### Data for this exercise
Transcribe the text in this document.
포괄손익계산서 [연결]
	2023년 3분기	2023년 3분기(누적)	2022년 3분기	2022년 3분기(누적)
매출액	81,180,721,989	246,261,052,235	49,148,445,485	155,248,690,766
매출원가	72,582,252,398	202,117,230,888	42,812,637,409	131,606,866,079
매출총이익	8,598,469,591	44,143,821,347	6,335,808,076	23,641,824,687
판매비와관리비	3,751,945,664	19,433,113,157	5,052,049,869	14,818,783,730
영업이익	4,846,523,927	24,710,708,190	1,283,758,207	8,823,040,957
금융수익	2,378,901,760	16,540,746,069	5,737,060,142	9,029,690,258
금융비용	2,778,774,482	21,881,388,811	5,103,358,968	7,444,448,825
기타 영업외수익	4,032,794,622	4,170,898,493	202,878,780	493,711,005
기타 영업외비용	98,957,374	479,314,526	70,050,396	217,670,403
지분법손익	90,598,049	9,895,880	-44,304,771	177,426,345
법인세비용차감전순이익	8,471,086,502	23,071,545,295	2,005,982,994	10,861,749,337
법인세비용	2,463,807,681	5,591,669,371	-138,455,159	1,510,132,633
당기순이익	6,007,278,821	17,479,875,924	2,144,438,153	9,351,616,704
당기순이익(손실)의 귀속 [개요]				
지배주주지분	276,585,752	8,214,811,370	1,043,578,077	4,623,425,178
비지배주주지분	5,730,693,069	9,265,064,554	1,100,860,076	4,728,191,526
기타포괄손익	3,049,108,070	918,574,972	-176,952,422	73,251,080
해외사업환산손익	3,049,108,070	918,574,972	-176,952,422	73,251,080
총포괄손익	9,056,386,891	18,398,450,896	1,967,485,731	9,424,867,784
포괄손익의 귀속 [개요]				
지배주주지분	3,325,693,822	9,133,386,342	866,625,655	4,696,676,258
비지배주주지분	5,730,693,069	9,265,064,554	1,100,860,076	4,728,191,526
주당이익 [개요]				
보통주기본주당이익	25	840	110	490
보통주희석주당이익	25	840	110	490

### Short exercise
In the records above, find each line with the word "당기순이익" and copy it.

### Response for this exercise
당기순이익	6,007,278,821	17,479,875,924	2,144,438,153	9,351,616,704
당기순이익(손실)의 귀속 [개요]				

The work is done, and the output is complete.